[Records to process]
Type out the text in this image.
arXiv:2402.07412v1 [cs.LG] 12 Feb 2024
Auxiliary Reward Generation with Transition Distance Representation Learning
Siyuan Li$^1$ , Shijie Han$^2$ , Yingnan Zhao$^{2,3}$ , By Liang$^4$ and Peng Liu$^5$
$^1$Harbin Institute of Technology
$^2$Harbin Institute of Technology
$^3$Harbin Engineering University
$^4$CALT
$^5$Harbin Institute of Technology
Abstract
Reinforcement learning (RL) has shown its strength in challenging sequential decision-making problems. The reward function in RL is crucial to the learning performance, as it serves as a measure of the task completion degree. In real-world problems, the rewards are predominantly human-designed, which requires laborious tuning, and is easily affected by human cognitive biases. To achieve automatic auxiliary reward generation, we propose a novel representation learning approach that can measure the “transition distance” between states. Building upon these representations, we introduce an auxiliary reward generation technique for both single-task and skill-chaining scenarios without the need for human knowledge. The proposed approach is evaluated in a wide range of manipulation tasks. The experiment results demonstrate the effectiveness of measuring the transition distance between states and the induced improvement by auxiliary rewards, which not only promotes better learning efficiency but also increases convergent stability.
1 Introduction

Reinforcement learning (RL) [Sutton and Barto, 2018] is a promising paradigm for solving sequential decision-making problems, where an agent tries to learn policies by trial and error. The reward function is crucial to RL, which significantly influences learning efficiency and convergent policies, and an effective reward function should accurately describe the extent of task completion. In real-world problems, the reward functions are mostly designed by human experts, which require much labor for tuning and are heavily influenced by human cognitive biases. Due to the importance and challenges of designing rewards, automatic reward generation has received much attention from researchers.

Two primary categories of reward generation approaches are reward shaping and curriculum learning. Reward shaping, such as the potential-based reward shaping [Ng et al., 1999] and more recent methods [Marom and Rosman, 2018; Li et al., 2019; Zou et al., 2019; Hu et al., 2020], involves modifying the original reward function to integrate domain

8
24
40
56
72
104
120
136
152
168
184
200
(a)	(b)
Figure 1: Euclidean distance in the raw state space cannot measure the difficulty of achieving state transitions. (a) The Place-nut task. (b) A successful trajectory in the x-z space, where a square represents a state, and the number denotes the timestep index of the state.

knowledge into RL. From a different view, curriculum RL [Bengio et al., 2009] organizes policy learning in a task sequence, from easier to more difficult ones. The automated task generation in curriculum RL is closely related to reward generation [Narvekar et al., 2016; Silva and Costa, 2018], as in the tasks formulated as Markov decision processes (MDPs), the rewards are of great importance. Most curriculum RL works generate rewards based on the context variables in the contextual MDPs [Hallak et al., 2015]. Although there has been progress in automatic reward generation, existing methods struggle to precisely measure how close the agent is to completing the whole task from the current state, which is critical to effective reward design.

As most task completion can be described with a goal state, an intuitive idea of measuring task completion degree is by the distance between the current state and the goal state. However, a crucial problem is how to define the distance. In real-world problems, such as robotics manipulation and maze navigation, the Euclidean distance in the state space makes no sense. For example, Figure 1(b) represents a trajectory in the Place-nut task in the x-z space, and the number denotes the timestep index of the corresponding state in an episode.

[Your instructions] Wherever "Harbin" shows up in a line, copy that line.

[Task solution]
$^1$Harbin Institute of Technology
$^2$Harbin Institute of Technology
$^3$Harbin Engineering University
$^5$Harbin Institute of Technology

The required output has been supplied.